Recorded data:
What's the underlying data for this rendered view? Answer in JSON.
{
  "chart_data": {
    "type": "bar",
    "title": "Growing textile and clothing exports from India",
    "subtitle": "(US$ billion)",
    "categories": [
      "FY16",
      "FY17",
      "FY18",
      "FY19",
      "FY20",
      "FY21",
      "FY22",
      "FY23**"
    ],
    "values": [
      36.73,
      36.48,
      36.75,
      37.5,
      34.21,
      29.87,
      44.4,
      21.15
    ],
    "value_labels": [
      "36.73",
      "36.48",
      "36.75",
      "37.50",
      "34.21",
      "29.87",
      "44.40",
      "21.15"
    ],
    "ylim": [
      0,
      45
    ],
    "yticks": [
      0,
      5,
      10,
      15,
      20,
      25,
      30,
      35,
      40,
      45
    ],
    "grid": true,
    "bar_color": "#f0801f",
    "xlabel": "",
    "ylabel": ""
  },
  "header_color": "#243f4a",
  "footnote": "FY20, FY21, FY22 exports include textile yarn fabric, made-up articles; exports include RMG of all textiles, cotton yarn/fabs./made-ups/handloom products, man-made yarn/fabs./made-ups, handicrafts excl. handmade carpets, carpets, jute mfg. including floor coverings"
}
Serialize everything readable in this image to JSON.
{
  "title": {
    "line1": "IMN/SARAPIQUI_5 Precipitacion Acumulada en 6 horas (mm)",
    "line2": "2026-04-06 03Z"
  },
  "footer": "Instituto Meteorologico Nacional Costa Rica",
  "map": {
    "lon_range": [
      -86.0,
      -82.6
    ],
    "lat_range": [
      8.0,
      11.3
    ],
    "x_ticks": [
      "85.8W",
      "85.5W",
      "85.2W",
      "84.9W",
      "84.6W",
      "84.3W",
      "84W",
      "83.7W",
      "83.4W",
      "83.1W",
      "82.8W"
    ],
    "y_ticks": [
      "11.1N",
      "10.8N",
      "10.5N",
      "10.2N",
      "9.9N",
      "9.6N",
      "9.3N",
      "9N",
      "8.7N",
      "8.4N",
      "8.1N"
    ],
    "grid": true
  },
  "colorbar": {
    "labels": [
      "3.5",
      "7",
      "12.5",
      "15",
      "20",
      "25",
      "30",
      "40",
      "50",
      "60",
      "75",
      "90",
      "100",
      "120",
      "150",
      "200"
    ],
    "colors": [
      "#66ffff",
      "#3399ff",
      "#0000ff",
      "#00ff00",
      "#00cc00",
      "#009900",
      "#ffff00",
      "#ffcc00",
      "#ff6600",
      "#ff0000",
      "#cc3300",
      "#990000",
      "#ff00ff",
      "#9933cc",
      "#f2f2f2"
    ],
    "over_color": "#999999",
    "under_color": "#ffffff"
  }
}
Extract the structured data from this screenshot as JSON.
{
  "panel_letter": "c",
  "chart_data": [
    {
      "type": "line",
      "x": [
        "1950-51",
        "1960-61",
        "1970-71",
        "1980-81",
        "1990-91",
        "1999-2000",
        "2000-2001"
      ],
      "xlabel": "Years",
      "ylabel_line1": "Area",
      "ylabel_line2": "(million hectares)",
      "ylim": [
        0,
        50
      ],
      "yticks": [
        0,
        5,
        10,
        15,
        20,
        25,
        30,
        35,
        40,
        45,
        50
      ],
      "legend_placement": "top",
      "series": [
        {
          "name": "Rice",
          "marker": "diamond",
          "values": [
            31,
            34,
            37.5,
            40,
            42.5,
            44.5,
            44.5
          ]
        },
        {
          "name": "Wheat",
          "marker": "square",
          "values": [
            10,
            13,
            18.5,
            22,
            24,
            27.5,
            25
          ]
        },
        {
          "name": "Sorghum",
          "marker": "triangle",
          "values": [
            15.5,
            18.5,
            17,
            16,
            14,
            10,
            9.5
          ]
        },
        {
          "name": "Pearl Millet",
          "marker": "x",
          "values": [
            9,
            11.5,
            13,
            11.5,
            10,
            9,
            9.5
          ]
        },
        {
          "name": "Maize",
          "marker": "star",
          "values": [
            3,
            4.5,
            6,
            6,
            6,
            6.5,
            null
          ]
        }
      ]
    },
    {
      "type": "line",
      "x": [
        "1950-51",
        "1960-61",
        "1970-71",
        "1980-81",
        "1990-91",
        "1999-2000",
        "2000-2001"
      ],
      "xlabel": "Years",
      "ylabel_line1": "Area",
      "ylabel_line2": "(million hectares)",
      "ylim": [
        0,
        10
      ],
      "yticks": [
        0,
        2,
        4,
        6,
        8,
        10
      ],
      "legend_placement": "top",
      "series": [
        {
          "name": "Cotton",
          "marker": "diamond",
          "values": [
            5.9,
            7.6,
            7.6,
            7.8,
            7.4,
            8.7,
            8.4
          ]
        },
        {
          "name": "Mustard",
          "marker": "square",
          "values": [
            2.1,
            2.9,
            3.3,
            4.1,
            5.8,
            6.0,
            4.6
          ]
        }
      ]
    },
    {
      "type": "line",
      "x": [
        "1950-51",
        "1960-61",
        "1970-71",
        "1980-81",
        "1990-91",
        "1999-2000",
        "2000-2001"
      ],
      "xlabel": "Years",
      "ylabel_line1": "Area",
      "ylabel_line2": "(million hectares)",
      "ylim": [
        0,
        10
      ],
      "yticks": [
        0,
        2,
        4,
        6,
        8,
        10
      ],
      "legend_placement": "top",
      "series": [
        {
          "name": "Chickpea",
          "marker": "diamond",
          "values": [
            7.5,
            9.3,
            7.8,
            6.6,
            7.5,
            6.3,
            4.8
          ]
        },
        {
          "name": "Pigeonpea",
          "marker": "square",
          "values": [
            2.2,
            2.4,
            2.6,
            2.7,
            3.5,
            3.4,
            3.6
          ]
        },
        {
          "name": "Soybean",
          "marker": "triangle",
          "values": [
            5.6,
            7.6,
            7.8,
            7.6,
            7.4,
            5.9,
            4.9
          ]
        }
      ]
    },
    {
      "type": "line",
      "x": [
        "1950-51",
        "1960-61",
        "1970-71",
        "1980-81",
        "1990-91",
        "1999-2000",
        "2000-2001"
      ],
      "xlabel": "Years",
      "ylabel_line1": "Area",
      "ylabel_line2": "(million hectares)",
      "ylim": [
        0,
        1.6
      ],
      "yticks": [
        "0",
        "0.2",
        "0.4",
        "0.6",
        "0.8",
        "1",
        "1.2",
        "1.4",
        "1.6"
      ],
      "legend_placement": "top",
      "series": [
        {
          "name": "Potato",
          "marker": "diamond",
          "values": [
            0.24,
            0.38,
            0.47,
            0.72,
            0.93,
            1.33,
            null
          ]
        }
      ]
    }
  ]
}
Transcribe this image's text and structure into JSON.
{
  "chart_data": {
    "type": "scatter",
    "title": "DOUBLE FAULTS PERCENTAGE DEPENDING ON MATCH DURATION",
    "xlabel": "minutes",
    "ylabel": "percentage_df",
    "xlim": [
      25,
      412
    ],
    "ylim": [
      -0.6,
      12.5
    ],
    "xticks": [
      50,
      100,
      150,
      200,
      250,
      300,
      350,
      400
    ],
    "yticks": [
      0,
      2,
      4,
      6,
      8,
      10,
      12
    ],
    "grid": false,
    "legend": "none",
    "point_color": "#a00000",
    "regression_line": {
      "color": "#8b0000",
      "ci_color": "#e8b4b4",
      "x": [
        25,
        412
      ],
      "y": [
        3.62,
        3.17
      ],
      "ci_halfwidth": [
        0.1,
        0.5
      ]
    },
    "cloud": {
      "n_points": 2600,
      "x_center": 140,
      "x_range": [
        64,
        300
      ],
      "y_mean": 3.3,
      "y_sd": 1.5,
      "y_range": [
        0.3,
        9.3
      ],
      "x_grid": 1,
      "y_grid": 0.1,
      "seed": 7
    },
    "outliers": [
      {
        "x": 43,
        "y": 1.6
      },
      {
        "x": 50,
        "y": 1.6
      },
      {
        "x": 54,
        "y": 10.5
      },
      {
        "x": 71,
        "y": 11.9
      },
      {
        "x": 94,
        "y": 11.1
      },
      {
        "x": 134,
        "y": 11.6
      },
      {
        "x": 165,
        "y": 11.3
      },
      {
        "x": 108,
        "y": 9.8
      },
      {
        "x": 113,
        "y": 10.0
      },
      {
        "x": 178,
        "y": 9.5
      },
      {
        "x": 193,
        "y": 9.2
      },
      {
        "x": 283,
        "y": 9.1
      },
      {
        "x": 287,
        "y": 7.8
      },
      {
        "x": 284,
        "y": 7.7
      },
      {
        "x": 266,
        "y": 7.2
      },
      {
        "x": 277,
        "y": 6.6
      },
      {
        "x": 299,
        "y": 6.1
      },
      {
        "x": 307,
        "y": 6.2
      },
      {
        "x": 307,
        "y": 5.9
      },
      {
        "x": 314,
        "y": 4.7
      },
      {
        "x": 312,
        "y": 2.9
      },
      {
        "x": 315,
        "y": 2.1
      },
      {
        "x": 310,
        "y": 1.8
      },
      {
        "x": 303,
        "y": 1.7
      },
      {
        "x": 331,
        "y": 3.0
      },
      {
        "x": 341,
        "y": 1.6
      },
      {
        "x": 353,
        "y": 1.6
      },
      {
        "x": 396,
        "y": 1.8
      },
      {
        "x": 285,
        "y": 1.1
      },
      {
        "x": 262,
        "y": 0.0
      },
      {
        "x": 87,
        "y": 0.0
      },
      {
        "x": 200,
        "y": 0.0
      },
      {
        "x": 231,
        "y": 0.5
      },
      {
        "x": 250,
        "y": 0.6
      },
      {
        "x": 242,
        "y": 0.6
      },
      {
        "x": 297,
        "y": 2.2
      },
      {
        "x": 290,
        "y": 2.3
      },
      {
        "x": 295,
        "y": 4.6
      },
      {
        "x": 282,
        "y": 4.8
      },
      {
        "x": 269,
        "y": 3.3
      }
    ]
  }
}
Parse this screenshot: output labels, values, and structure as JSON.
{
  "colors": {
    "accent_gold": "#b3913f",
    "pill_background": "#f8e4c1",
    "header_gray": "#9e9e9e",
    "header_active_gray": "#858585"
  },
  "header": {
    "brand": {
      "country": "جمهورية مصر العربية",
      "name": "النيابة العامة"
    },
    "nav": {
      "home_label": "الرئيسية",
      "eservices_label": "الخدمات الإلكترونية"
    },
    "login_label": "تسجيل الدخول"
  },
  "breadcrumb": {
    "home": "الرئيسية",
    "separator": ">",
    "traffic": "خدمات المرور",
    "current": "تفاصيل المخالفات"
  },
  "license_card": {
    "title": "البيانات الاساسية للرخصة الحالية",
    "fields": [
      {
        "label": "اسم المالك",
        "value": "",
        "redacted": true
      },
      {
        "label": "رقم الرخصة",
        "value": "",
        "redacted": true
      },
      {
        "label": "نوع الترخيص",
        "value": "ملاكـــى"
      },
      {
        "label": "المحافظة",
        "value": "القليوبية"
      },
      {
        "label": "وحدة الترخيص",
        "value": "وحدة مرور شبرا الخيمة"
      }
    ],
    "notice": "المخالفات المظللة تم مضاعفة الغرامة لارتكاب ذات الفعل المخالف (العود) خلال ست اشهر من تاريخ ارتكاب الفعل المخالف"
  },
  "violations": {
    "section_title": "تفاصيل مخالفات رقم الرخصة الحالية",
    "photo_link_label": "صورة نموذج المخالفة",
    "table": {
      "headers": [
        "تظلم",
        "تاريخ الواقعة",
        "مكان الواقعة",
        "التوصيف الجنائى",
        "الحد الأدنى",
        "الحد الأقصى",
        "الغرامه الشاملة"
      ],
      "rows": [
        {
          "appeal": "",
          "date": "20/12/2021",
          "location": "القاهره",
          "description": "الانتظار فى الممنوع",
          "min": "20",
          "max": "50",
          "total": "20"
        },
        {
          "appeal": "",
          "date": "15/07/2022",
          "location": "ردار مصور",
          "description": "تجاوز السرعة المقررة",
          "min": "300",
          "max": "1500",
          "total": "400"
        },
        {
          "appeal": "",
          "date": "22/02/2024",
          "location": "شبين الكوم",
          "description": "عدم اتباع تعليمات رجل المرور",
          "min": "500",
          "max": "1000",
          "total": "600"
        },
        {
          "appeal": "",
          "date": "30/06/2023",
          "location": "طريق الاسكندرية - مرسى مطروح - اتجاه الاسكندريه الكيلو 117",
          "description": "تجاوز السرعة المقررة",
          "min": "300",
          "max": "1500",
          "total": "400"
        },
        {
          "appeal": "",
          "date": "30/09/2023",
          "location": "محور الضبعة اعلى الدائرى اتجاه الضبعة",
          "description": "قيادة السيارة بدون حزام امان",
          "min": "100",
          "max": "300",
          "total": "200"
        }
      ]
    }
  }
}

■ **What you are asked to do**:
Every line that holds the word "وحدة" should be extracted.

■ **Result of this exercise**:
        "label": "وحدة الترخيص",
        "value": "وحدة مرور شبرا الخيمة"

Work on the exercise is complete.